_Dataset records_:

☆ ☆ ☆ ☆ ☆

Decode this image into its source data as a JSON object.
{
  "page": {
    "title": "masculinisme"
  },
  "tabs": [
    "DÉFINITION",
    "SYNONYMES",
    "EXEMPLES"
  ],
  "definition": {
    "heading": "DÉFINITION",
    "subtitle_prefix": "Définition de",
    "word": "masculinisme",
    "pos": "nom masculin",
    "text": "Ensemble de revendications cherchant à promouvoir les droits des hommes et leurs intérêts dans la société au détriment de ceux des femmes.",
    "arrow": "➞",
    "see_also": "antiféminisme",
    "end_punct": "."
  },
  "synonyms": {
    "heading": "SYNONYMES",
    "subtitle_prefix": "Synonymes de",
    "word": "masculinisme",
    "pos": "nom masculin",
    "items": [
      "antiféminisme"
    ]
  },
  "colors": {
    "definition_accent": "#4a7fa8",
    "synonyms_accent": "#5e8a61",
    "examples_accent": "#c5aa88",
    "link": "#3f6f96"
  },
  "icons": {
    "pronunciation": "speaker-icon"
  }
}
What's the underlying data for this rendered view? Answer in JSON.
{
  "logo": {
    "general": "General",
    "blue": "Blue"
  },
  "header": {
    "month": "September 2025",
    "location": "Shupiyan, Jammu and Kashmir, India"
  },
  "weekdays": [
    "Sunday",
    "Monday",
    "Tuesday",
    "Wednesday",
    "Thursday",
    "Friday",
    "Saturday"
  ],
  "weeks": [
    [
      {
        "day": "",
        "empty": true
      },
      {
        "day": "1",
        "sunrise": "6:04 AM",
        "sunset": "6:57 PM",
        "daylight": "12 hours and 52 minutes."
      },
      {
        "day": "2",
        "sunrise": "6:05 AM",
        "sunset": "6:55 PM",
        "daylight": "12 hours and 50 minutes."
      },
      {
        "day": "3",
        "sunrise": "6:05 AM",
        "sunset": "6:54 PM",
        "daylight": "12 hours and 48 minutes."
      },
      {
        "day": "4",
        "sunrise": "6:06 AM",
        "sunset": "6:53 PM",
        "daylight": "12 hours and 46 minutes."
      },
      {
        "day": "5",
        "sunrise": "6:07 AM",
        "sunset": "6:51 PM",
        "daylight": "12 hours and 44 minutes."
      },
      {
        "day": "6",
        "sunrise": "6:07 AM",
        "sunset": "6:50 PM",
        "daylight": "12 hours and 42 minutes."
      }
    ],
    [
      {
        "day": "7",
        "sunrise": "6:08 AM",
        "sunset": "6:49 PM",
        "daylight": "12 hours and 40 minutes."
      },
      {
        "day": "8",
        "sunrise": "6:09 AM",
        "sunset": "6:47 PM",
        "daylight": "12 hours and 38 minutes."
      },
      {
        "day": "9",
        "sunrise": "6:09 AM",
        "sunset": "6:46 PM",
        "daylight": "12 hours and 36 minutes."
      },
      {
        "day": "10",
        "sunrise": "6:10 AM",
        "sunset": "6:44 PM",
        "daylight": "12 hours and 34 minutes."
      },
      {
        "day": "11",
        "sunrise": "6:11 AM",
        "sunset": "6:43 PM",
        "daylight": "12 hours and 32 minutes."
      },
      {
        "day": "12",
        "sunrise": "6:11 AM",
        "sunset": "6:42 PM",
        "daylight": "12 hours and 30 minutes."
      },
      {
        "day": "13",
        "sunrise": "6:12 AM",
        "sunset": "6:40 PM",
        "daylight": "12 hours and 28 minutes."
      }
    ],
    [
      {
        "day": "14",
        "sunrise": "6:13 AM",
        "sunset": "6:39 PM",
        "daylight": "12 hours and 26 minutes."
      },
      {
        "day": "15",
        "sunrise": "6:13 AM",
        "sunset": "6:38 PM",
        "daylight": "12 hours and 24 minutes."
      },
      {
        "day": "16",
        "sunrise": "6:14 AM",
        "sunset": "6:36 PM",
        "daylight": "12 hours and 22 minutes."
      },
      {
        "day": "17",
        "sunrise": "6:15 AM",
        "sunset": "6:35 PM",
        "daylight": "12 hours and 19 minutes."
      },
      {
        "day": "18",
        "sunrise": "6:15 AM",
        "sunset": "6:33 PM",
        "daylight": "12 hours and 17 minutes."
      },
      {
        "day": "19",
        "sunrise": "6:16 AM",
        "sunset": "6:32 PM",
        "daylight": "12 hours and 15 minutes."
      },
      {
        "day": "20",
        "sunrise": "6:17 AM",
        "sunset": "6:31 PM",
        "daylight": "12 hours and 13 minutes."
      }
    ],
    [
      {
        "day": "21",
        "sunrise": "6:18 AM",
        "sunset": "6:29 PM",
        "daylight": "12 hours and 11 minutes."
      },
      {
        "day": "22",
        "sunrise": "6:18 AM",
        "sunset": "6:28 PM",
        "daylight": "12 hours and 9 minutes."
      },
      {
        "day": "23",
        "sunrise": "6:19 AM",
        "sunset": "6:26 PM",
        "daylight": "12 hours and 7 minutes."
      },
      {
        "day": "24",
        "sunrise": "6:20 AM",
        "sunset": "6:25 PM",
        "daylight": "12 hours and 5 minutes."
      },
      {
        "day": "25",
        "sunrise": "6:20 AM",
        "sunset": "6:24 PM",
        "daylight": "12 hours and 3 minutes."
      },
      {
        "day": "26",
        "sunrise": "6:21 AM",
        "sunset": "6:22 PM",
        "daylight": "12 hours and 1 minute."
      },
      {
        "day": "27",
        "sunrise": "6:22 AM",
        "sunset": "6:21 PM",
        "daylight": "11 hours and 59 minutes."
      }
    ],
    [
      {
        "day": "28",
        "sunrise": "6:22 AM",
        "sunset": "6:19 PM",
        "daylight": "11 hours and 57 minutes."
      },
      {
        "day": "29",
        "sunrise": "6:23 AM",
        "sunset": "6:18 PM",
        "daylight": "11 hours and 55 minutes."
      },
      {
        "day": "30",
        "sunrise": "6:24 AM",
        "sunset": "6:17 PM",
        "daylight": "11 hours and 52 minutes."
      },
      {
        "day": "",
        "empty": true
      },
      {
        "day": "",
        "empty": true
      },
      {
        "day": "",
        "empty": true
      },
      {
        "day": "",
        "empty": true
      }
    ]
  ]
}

☆ ☆ ☆ ☆ ☆

_To be done_: Each entry above is to be set down again in exactly the same words.

_Written reply_:
Decode this image into its source data as a JSON object.
{
  "page": {
    "title": "masculinisme"
  },
  "tabs": [
    "DÉFINITION",
    "SYNONYMES",
    "EXEMPLES"
  ],
  "definition": {
    "heading": "DÉFINITION",
    "subtitle_prefix": "Définition de",
    "word": "masculinisme",
    "pos": "nom masculin",
    "text": "Ensemble de revendications cherchant à promouvoir les droits des hommes et leurs intérêts dans la société au détriment de ceux des femmes.",
    "arrow": "➞",
    "see_also": "antiféminisme",
    "end_punct": "."
  },
  "synonyms": {
    "heading": "SYNONYMES",
    "subtitle_prefix": "Synonymes de",
    "word": "masculinisme",
    "pos": "nom masculin",
    "items": [
      "antiféminisme"
    ]
  },
  "colors": {
    "definition_accent": "#4a7fa8",
    "synonyms_accent": "#5e8a61",
    "examples_accent": "#c5aa88",
    "link": "#3f6f96"
  },
  "icons": {
    "pronunciation": "speaker-icon"
  }
}
What's the underlying data for this rendered view? Answer in JSON.
{
  "logo": {
    "general": "General",
    "blue": "Blue"
  },
  "header": {
    "month": "September 2025",
    "location": "Shupiyan, Jammu and Kashmir, India"
  },
  "weekdays": [
    "Sunday",
    "Monday",
    "Tuesday",
    "Wednesday",
    "Thursday",
    "Friday",
    "Saturday"
  ],
  "weeks": [
    [
      {
        "day": "",
        "empty": true
      },
      {
        "day": "1",
        "sunrise": "6:04 AM",
        "sunset": "6:57 PM",
        "daylight": "12 hours and 52 minutes."
      },
      {
        "day": "2",
        "sunrise": "6:05 AM",
        "sunset": "6:55 PM",
        "daylight": "12 hours and 50 minutes."
      },
      {
        "day": "3",
        "sunrise": "6:05 AM",
        "sunset": "6:54 PM",
        "daylight": "12 hours and 48 minutes."
      },
      {
        "day": "4",
        "sunrise": "6:06 AM",
        "sunset": "6:53 PM",
        "daylight": "12 hours and 46 minutes."
      },
      {
        "day": "5",
        "sunrise": "6:07 AM",
        "sunset": "6:51 PM",
        "daylight": "12 hours and 44 minutes."
      },
      {
        "day": "6",
        "sunrise": "6:07 AM",
        "sunset": "6:50 PM",
        "daylight": "12 hours and 42 minutes."
      }
    ],
    [
      {
        "day": "7",
        "sunrise": "6:08 AM",
        "sunset": "6:49 PM",
        "daylight": "12 hours and 40 minutes."
      },
      {
        "day": "8",
        "sunrise": "6:09 AM",
        "sunset": "6:47 PM",
        "daylight": "12 hours and 38 minutes."
      },
      {
        "day": "9",
        "sunrise": "6:09 AM",
        "sunset": "6:46 PM",
        "daylight": "12 hours and 36 minutes."
      },
      {
        "day": "10",
        "sunrise": "6:10 AM",
        "sunset": "6:44 PM",
        "daylight": "12 hours and 34 minutes."
      },
      {
        "day": "11",
        "sunrise": "6:11 AM",
        "sunset": "6:43 PM",
        "daylight": "12 hours and 32 minutes."
      },
      {
        "day": "12",
        "sunrise": "6:11 AM",
        "sunset": "6:42 PM",
        "daylight": "12 hours and 30 minutes."
      },
      {
        "day": "13",
        "sunrise": "6:12 AM",
        "sunset": "6:40 PM",
        "daylight": "12 hours and 28 minutes."
      }
    ],
    [
      {
        "day": "14",
        "sunrise": "6:13 AM",
        "sunset": "6:39 PM",
        "daylight": "12 hours and 26 minutes."
      },
      {
        "day": "15",
        "sunrise": "6:13 AM",
        "sunset": "6:38 PM",
        "daylight": "12 hours and 24 minutes."
      },
      {
        "day": "16",
        "sunrise": "6:14 AM",
        "sunset": "6:36 PM",
        "daylight": "12 hours and 22 minutes."
      },
      {
        "day": "17",
        "sunrise": "6:15 AM",
        "sunset": "6:35 PM",
        "daylight": "12 hours and 19 minutes."
      },
      {
        "day": "18",
        "sunrise": "6:15 AM",
        "sunset": "6:33 PM",
        "daylight": "12 hours and 17 minutes."
      },
      {
        "day": "19",
        "sunrise": "6:16 AM",
        "sunset": "6:32 PM",
        "daylight": "12 hours and 15 minutes."
      },
      {
        "day": "20",
        "sunrise": "6:17 AM",
        "sunset": "6:31 PM",
        "daylight": "12 hours and 13 minutes."
      }
    ],
    [
      {
        "day": "21",
        "sunrise": "6:18 AM",
        "sunset": "6:29 PM",
        "daylight": "12 hours and 11 minutes."
      },
      {
        "day": "22",
        "sunrise": "6:18 AM",
        "sunset": "6:28 PM",
        "daylight": "12 hours and 9 minutes."
      },
      {
        "day": "23",
        "sunrise": "6:19 AM",
        "sunset": "6:26 PM",
        "daylight": "12 hours and 7 minutes."
      },
      {
        "day": "24",
        "sunrise": "6:20 AM",
        "sunset": "6:25 PM",
        "daylight": "12 hours and 5 minutes."
      },
      {
        "day": "25",
        "sunrise": "6:20 AM",
        "sunset": "6:24 PM",
        "daylight": "12 hours and 3 minutes."
      },
      {
        "day": "26",
        "sunrise": "6:21 AM",
        "sunset": "6:22 PM",
        "daylight": "12 hours and 1 minute."
      },
      {
        "day": "27",
        "sunrise": "6:22 AM",
        "sunset": "6:21 PM",
        "daylight": "11 hours and 59 minutes."
      }
    ],
    [
      {
        "day": "28",
        "sunrise": "6:22 AM",
        "sunset": "6:19 PM",
        "daylight": "11 hours and 57 minutes."
      },
      {
        "day": "29",
        "sunrise": "6:23 AM",
        "sunset": "6:18 PM",
        "daylight": "11 hours and 55 minutes."
      },
      {
        "day": "30",
        "sunrise": "6:24 AM",
        "sunset": "6:17 PM",
        "daylight": "11 hours and 52 minutes."
      },
      {
        "day": "",
        "empty": true
      },
      {
        "day": "",
        "empty": true
      },
      {
        "day": "",
        "empty": true
      },
      {
        "day": "",
        "empty": true
      }
    ]
  ]
}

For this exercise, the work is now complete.